**Dataset items:**
#####
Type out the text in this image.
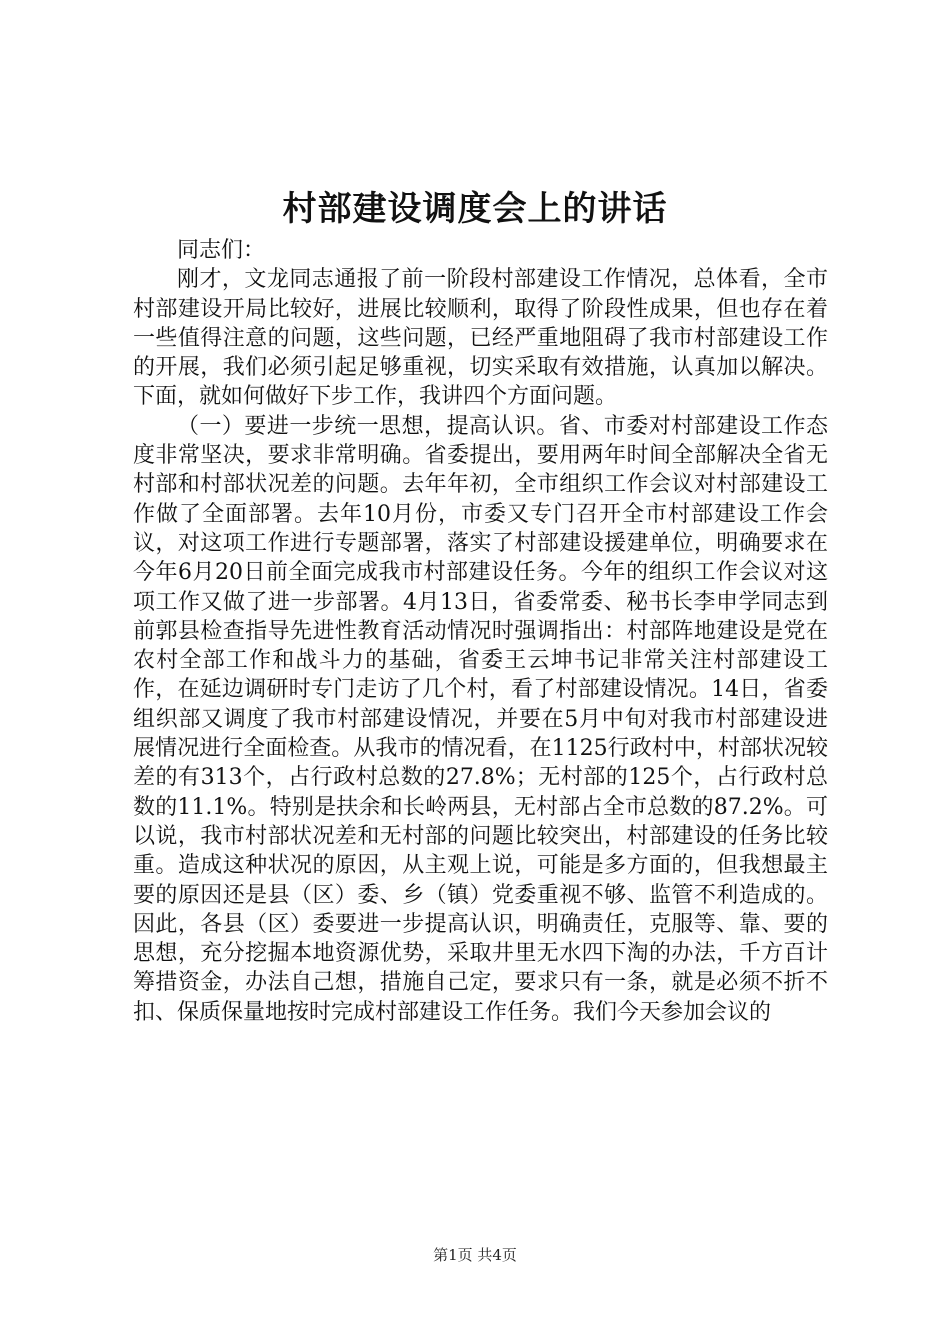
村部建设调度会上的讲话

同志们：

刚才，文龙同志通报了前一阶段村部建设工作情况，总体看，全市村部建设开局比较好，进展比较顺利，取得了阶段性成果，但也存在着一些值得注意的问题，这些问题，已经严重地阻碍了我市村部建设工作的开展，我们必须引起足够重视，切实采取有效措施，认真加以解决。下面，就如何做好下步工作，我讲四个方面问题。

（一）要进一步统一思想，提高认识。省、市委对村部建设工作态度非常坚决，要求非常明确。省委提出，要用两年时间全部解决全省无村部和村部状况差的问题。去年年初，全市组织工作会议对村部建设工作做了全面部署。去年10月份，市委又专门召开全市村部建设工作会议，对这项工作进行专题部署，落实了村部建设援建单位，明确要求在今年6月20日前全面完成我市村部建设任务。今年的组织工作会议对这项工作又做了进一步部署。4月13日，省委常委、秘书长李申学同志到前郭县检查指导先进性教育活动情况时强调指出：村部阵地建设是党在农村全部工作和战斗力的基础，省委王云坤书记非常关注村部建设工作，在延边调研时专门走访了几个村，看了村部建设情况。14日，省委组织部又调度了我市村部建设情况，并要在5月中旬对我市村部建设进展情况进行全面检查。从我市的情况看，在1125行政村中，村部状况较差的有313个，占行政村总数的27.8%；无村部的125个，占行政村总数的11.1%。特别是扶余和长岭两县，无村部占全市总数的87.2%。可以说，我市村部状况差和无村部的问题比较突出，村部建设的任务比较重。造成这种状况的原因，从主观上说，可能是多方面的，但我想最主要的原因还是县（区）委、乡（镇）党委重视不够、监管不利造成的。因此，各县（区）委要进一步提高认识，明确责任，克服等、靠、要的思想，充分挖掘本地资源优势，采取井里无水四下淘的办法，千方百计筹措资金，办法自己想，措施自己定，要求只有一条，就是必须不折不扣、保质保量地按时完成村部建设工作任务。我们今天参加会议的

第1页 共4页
#####
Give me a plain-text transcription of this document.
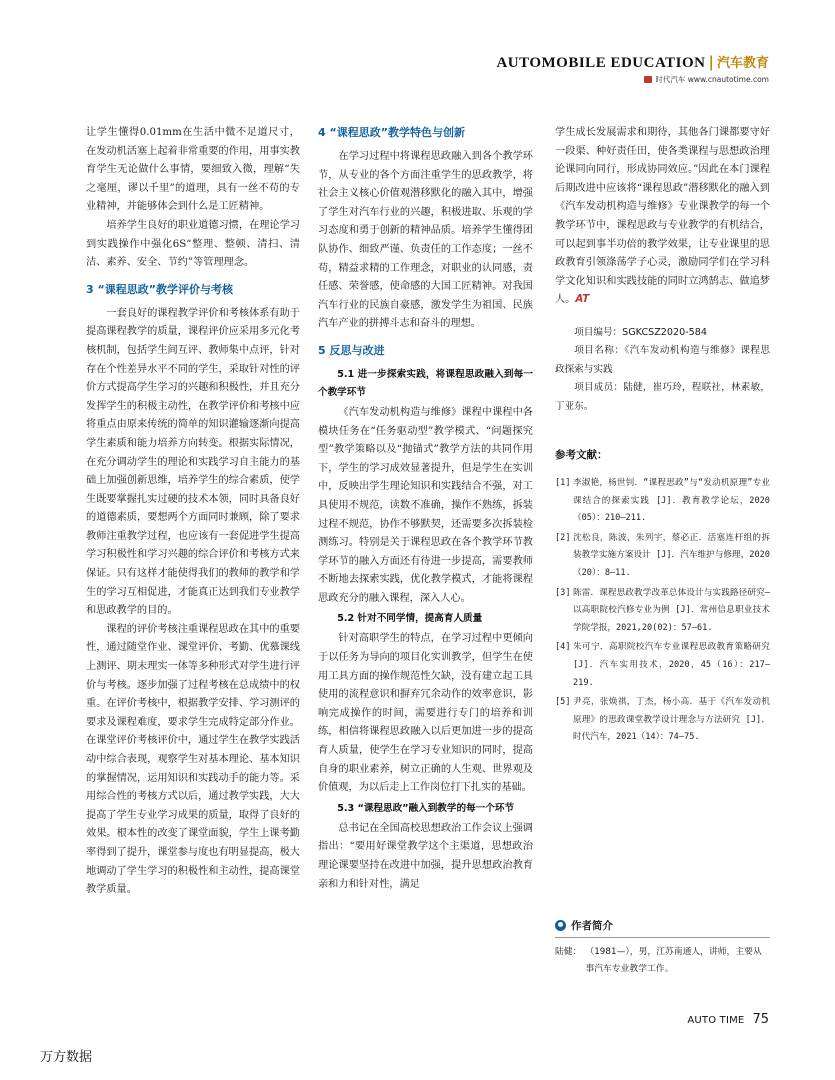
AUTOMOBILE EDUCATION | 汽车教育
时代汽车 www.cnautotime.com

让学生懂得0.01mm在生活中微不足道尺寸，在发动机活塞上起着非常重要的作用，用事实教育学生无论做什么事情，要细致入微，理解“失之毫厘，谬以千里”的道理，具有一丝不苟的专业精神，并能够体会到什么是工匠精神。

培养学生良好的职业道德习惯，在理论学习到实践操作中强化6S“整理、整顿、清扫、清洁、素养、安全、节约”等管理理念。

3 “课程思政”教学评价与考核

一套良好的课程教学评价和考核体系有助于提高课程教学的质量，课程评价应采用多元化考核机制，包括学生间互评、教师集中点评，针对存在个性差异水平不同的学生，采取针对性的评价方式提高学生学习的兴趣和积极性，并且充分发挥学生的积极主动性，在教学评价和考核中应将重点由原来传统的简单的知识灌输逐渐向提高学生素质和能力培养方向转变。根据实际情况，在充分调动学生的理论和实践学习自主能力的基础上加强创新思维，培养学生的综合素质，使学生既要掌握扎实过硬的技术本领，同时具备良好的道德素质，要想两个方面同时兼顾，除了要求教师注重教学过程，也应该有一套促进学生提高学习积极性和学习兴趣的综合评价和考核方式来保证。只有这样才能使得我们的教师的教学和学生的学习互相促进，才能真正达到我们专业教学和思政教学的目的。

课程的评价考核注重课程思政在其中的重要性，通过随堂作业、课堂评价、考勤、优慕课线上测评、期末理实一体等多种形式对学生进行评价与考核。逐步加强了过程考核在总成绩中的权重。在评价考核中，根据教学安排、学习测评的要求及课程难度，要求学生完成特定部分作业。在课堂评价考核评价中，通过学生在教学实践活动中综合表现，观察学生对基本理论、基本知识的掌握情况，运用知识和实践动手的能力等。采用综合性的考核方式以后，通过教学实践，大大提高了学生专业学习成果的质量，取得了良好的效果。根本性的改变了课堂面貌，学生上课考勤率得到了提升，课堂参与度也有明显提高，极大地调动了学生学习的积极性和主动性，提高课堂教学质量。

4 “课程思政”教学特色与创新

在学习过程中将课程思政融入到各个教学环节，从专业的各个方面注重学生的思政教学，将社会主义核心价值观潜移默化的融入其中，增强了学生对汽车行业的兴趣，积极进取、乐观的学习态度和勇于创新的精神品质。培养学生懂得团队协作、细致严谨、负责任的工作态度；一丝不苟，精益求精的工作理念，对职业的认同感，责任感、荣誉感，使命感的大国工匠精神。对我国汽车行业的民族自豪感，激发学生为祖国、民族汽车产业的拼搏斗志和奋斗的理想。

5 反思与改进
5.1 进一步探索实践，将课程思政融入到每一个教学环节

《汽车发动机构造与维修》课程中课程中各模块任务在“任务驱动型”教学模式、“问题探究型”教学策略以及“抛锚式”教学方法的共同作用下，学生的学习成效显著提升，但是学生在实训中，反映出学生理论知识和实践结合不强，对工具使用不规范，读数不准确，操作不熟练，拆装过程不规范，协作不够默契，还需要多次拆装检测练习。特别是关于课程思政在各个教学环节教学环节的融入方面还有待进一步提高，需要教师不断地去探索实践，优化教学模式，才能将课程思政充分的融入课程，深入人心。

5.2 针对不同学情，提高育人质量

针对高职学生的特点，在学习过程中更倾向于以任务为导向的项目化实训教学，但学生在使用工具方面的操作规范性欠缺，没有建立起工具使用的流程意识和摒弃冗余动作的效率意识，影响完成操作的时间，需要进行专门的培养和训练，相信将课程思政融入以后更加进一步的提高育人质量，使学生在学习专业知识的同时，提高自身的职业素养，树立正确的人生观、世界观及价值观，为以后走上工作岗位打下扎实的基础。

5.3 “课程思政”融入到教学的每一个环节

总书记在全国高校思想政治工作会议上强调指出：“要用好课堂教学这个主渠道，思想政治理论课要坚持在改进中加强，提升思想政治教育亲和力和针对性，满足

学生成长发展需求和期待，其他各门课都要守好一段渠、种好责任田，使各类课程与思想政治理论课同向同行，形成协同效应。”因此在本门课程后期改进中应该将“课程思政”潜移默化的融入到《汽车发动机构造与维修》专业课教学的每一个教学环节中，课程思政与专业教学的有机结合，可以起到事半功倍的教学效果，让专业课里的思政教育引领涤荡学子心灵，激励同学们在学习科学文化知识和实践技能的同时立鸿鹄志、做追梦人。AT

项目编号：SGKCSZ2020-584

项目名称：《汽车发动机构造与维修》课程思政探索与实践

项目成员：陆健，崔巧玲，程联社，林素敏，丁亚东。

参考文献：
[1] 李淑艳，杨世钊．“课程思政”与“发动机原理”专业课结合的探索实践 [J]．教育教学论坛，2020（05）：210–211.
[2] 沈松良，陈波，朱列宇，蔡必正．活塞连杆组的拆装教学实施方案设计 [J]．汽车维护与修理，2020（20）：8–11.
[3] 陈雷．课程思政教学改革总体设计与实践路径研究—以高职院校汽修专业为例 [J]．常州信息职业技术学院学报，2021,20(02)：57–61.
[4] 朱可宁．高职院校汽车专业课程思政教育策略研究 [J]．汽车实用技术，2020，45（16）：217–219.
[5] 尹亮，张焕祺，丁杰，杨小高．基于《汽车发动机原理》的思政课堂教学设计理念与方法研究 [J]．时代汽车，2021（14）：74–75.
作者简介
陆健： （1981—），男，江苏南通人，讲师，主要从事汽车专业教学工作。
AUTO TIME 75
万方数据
#####
Identify each line of the material where the word "this" shows up, and copy it.

Type out the text in this image.
Give me a plain-text transcription of this document.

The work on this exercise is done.